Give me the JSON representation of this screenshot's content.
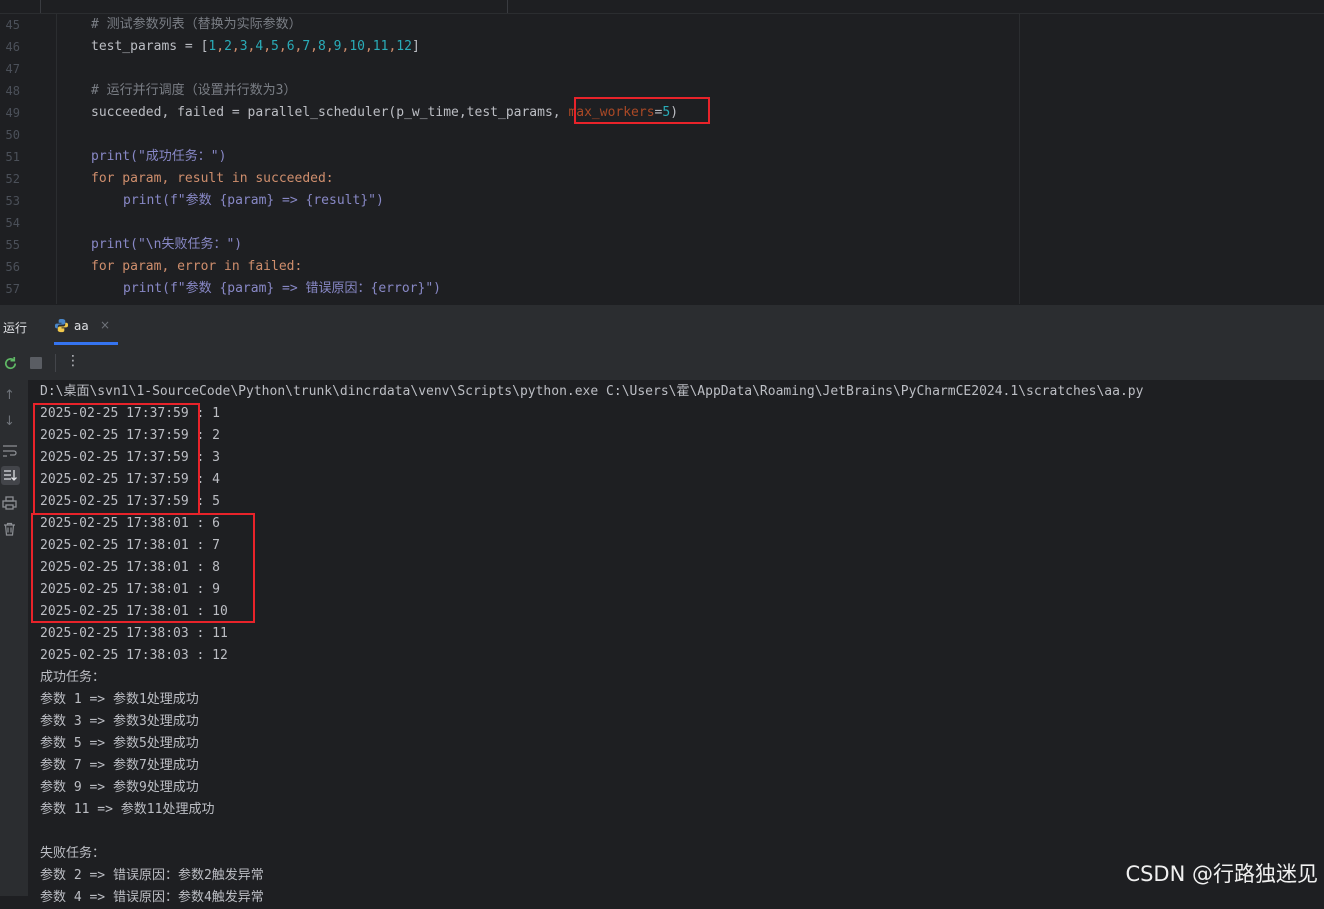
{
  "editor": {
    "line_numbers": [
      "45",
      "46",
      "47",
      "48",
      "49",
      "50",
      "51",
      "52",
      "53",
      "54",
      "55",
      "56",
      "57"
    ],
    "comment_params": "# 测试参数列表（替换为实际参数）",
    "params_var": "test_params = [",
    "params_values": [
      "1",
      "2",
      "3",
      "4",
      "5",
      "6",
      "7",
      "8",
      "9",
      "10",
      "11",
      "12"
    ],
    "params_close": "]",
    "comment_run": "# 运行并行调度（设置并行数为3）",
    "scheduler_call": "succeeded, failed = parallel_scheduler(p_w_time,test_params, ",
    "max_workers_param": "max_workers",
    "max_workers_eq": "=",
    "max_workers_value": "5",
    "scheduler_close": ")",
    "print_success": "print(\"成功任务：\")",
    "for_success": "for param, result in succeeded:",
    "print_success_item": "print(f\"参数 {param} => {result}\")",
    "print_failed": "print(\"\\n失败任务：\")",
    "for_failed": "for param, error in failed:",
    "print_failed_item": "print(f\"参数 {param} => 错误原因：{error}\")"
  },
  "run_panel": {
    "title": "运行",
    "tab_label": "aa",
    "tab_close": "×"
  },
  "console": {
    "command": "D:\\桌面\\svn1\\1-SourceCode\\Python\\trunk\\dincrdata\\venv\\Scripts\\python.exe C:\\Users\\霍\\AppData\\Roaming\\JetBrains\\PyCharmCE2024.1\\scratches\\aa.py",
    "lines": [
      "2025-02-25 17:37:59 : 1",
      "2025-02-25 17:37:59 : 2",
      "2025-02-25 17:37:59 : 3",
      "2025-02-25 17:37:59 : 4",
      "2025-02-25 17:37:59 : 5",
      "2025-02-25 17:38:01 : 6",
      "2025-02-25 17:38:01 : 7",
      "2025-02-25 17:38:01 : 8",
      "2025-02-25 17:38:01 : 9",
      "2025-02-25 17:38:01 : 10",
      "2025-02-25 17:38:03 : 11",
      "2025-02-25 17:38:03 : 12",
      "成功任务：",
      "参数 1 => 参数1处理成功",
      "参数 3 => 参数3处理成功",
      "参数 5 => 参数5处理成功",
      "参数 7 => 参数7处理成功",
      "参数 9 => 参数9处理成功",
      "参数 11 => 参数11处理成功",
      "",
      "失败任务：",
      "参数 2 => 错误原因：参数2触发异常",
      "参数 4 => 错误原因：参数4触发异常"
    ]
  },
  "icons": {
    "rerun": "rerun-icon",
    "stop": "stop-icon",
    "more": "more-options-icon",
    "scroll_up": "arrow-up-icon",
    "scroll_down": "arrow-down-icon",
    "soft_wrap": "soft-wrap-icon",
    "scroll_to_end": "scroll-to-end-icon",
    "print": "print-icon",
    "clear": "trash-icon"
  },
  "highlight_color": "#e8232a",
  "watermark": "CSDN @行路独迷见"
}
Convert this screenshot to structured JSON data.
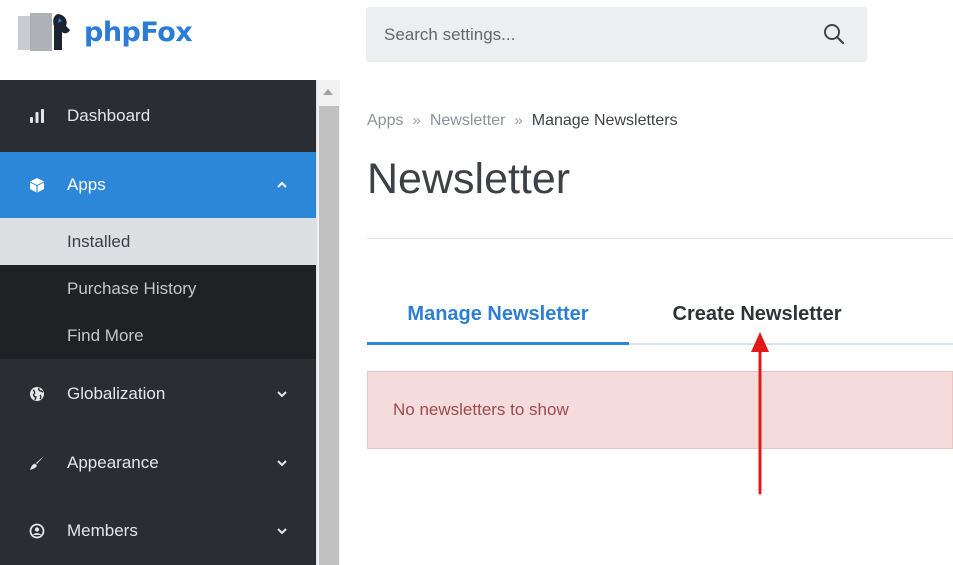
{
  "header": {
    "logo_text": "phpFox",
    "search_placeholder": "Search settings..."
  },
  "sidebar": {
    "items": [
      {
        "label": "Dashboard",
        "icon": "bar-chart-icon"
      },
      {
        "label": "Apps",
        "icon": "cube-icon",
        "expanded": true
      },
      {
        "label": "Globalization",
        "icon": "globe-icon"
      },
      {
        "label": "Appearance",
        "icon": "brush-icon"
      },
      {
        "label": "Members",
        "icon": "user-circle-icon"
      }
    ],
    "apps_sub_items": [
      {
        "label": "Installed",
        "active": true
      },
      {
        "label": "Purchase History"
      },
      {
        "label": "Find More"
      }
    ]
  },
  "breadcrumb": {
    "items": [
      "Apps",
      "Newsletter"
    ],
    "current": "Manage Newsletters"
  },
  "page": {
    "title": "Newsletter"
  },
  "tabs": [
    {
      "label": "Manage Newsletter",
      "active": true
    },
    {
      "label": "Create Newsletter",
      "active": false
    }
  ],
  "alert": {
    "text": "No newsletters to show"
  },
  "colors": {
    "accent": "#2d87d8",
    "sidebar_bg": "#2a2d31",
    "alert_bg": "#f4dcdd",
    "annotation": "#e0191b"
  }
}
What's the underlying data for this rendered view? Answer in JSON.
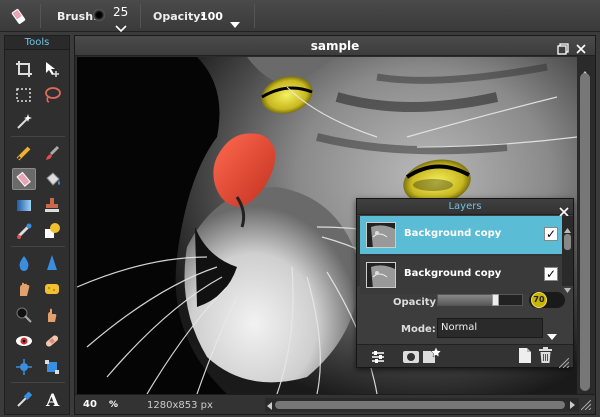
{
  "toolbar": {
    "brush_label": "Brush:",
    "brush_size": "25",
    "opacity_label": "Opacity:",
    "opacity_value": "100"
  },
  "tools": {
    "title": "Tools"
  },
  "document": {
    "title": "sample",
    "zoom": "40",
    "zoom_unit": "%",
    "dimensions": "1280x853 px"
  },
  "layers": {
    "title": "Layers",
    "items": [
      {
        "name": "Background copy",
        "visible": true,
        "selected": true
      },
      {
        "name": "Background copy",
        "visible": true,
        "selected": false
      }
    ],
    "opacity_label": "Opacity:",
    "opacity_value": "70",
    "mode_label": "Mode:",
    "mode_value": "Normal"
  },
  "colors": {
    "accent": "#5bbcd6",
    "panel_title": "#6ec3e6",
    "opacity_badge": "#c8b400"
  }
}
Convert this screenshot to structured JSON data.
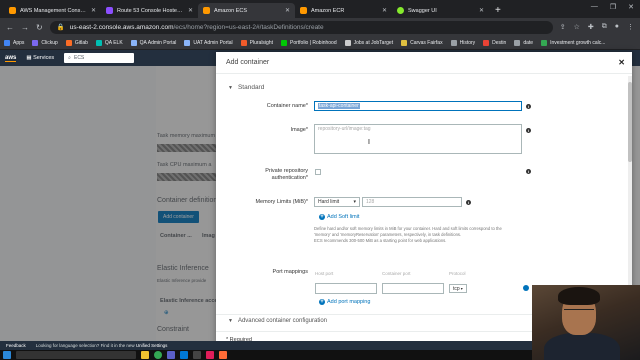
{
  "browser": {
    "tabs": [
      {
        "title": "AWS Management Console",
        "color": "#ff9900"
      },
      {
        "title": "Route 53 Console Hosted Zone",
        "color": "#8c4fff"
      },
      {
        "title": "Amazon ECS",
        "color": "#ff9900",
        "active": true
      },
      {
        "title": "Amazon ECR",
        "color": "#ff9900"
      },
      {
        "title": "Swagger UI",
        "color": "#85ea2d"
      }
    ],
    "url_host": "us-east-2.console.aws.amazon.com",
    "url_path": "/ecs/home?region=us-east-2#/taskDefinitions/create",
    "bookmarks": [
      "Apps",
      "Clickup",
      "Gitlab",
      "QA ELK",
      "QA Admin Portal",
      "UAT Admin Portal",
      "Pluralsight",
      "Portfolio | Robinhood",
      "Jobs at JobTarget",
      "Carvas Fairfax",
      "History",
      "Destin",
      "date",
      "Investment growth calc..."
    ]
  },
  "aws_nav": {
    "logo": "aws",
    "services": "Services",
    "search": "ECS"
  },
  "background": {
    "task_memory_label": "Task memory maximum",
    "task_cpu_label": "Task CPU maximum a",
    "container_definitions": "Container definition",
    "add_container_btn": "Add container",
    "col1": "Container ...",
    "col2": "Imag",
    "elastic_inference": "Elastic Inference",
    "elastic_inference_desc": "Elastic Inference provide",
    "elastic_inference_col": "Elastic Inference acce",
    "constraint": "Constraint"
  },
  "modal": {
    "title": "Add container",
    "section": "Standard",
    "container_name_label": "Container name*",
    "container_name_value": "task-api-container",
    "image_label": "Image*",
    "image_placeholder": "repository-url/image:tag",
    "private_repo_label": "Private repository authentication*",
    "memory_label": "Memory Limits (MiB)*",
    "memory_select": "Hard limit",
    "memory_value": "128",
    "add_soft_limit": "Add Soft limit",
    "memory_help_1": "Define hard and/or soft memory limits in MiB for your container. Hard and soft limits correspond to the",
    "memory_help_2": "'memory' and 'memoryReservation' parameters, respectively, in task definitions.",
    "memory_help_3": "ECS recommends 300-500 MiB as a starting point for web applications.",
    "port_label": "Port mappings",
    "port_host_col": "Host port",
    "port_container_col": "Container port",
    "port_protocol_col": "Protocol",
    "port_protocol_value": "tcp",
    "add_port": "Add port mapping",
    "advanced": "Advanced container configuration",
    "required_note": "* Required"
  },
  "footer": {
    "feedback": "Feedback",
    "language_text": "Looking for language selection? Find it in the new",
    "unified_settings": "Unified Settings"
  }
}
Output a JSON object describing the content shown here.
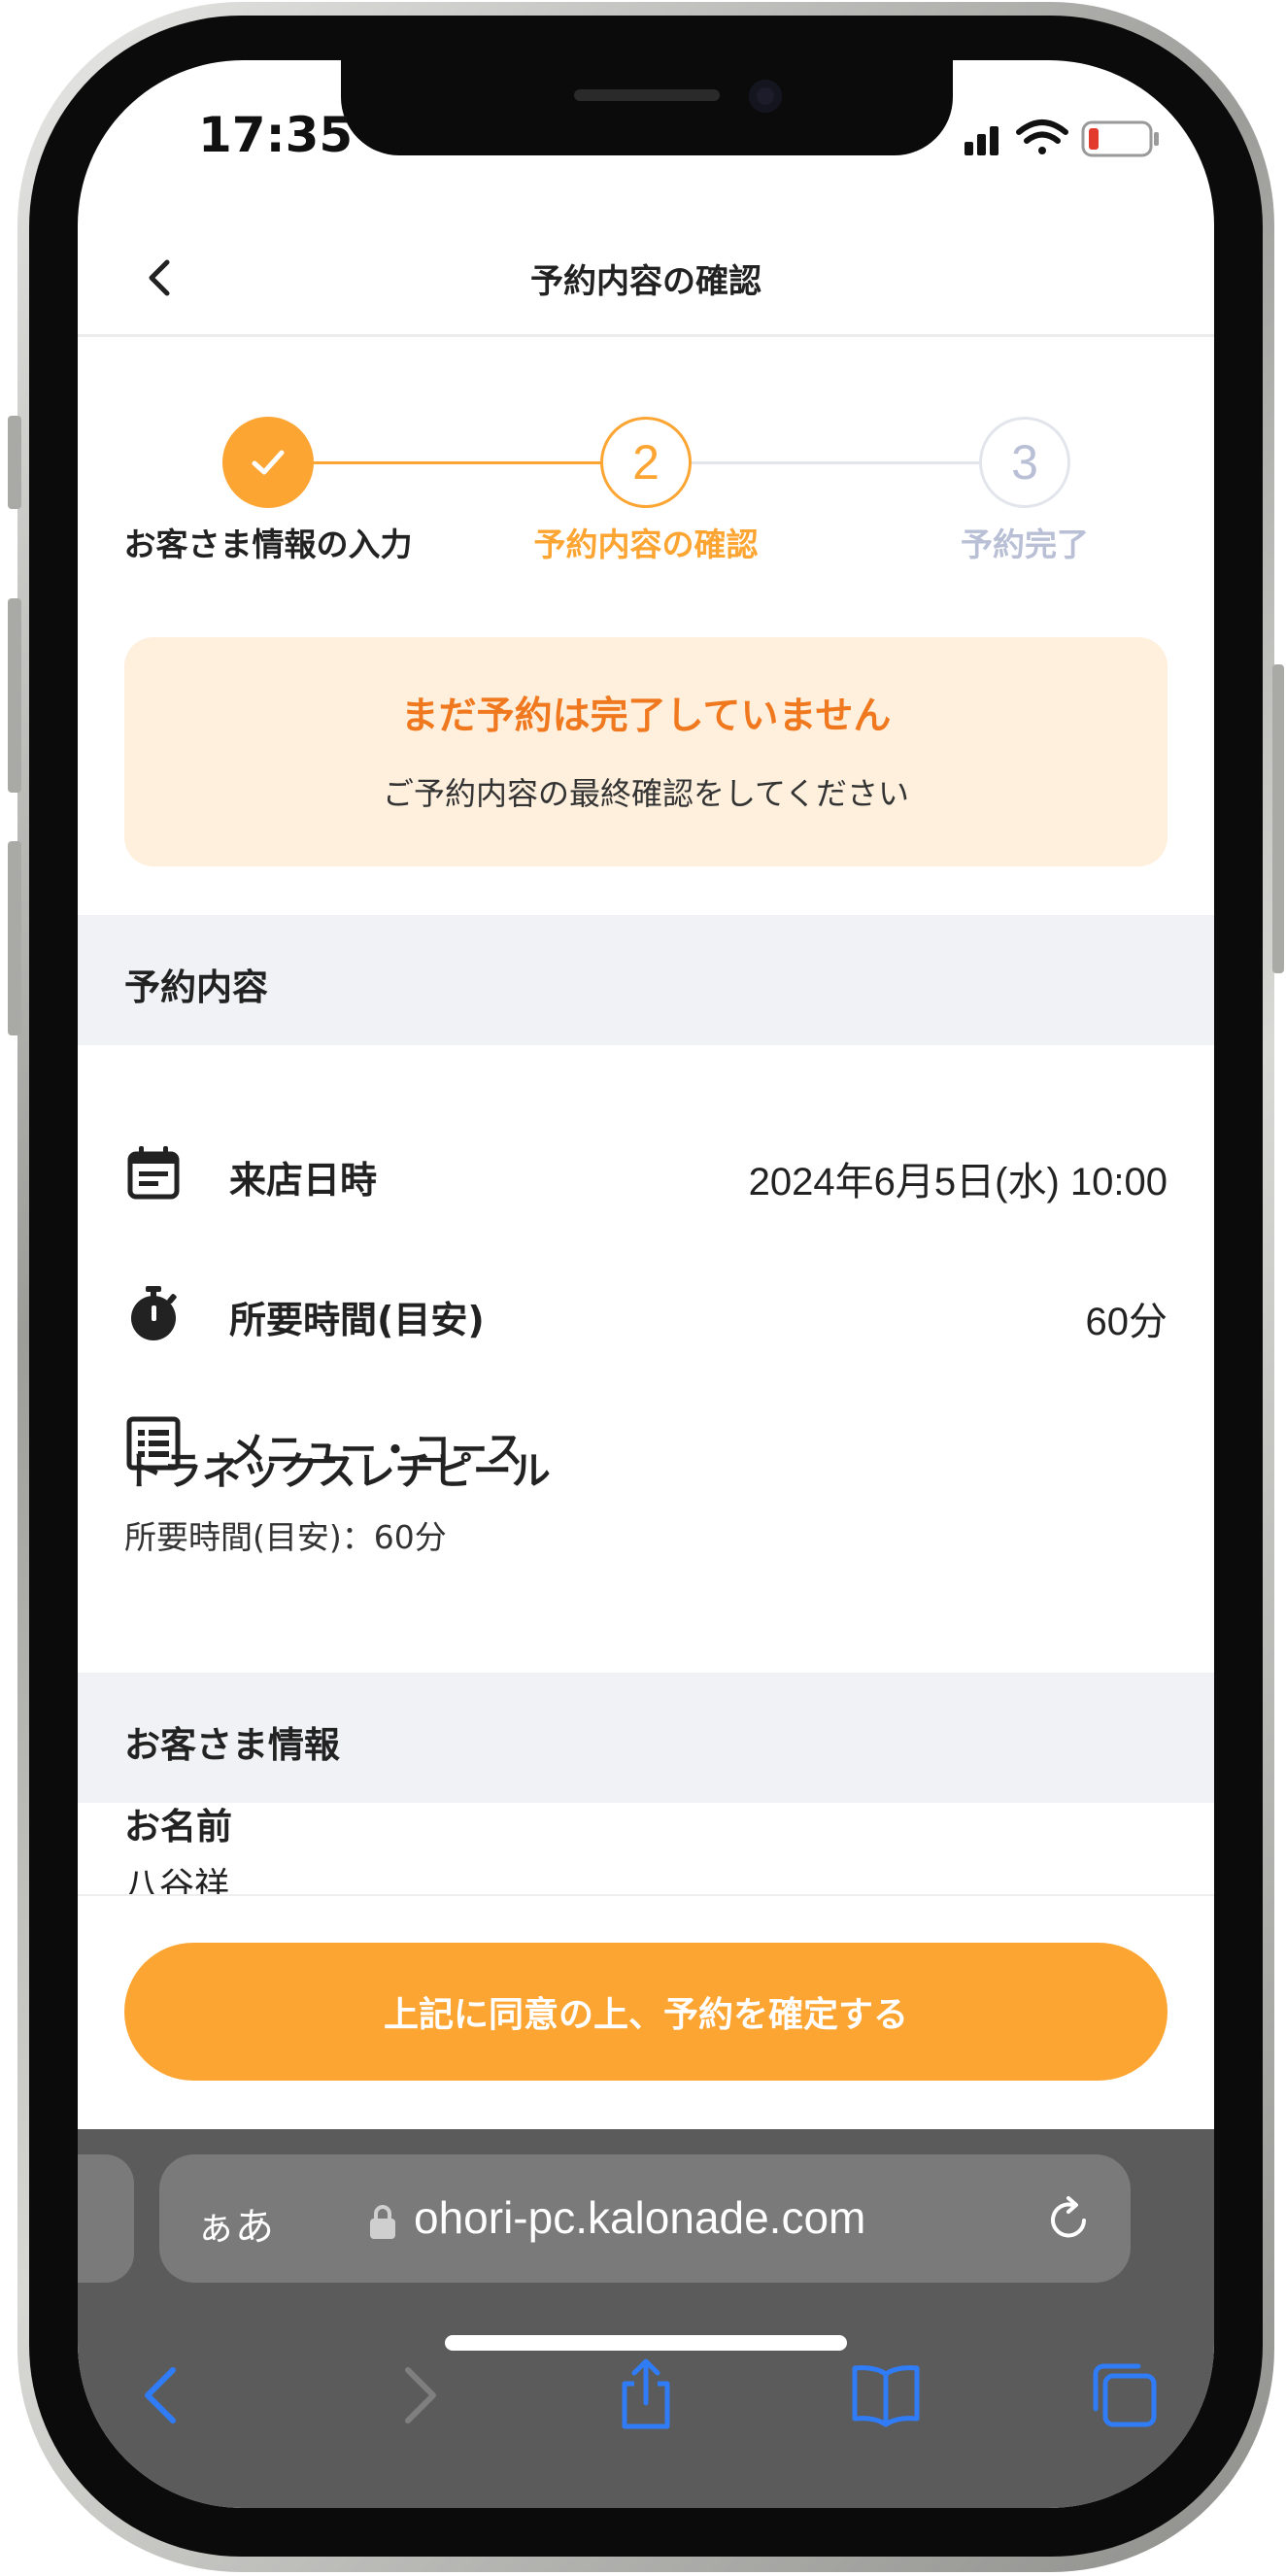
{
  "status": {
    "time": "17:35"
  },
  "nav": {
    "title": "予約内容の確認"
  },
  "stepper": {
    "steps": [
      {
        "number": "✓",
        "label": "お客さま情報の入力"
      },
      {
        "number": "2",
        "label": "予約内容の確認"
      },
      {
        "number": "3",
        "label": "予約完了"
      }
    ]
  },
  "warning": {
    "title": "まだ予約は完了していません",
    "subtitle": "ご予約内容の最終確認をしてください"
  },
  "reservation": {
    "section_title": "予約内容",
    "visit_label": "来店日時",
    "visit_value": "2024年6月5日(水) 10:00",
    "duration_label": "所要時間(目安)",
    "duration_value": "60分",
    "menu_label": "メニュー・コース",
    "course_name": "トラネックスレチピール",
    "course_duration": "所要時間(目安)：60分"
  },
  "customer": {
    "section_title": "お客さま情報",
    "name_label": "お名前",
    "name_value": "八谷祥"
  },
  "footer": {
    "confirm_label": "上記に同意の上、予約を確定する"
  },
  "browser": {
    "aa_label": "ぁあ",
    "url": "ohori-pc.kalonade.com"
  },
  "colors": {
    "accent": "#fca532",
    "accent_text": "#f0791f",
    "inactive": "#b9c0d6",
    "warning_bg": "#fef0dd",
    "safari_blue": "#2f7cf6"
  }
}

━━━━━━━━

WHAT YOU HAVE TO DO → Where a line in the entries holds "this", copy that line.

ANSWER TO THE TASK →
Give me the JSON representation of this screenshot's content.
Convert this screenshot to structured JSON data.
What's the underlying data for this rendered view? Answer in JSON.
Convert this screenshot to structured JSON data.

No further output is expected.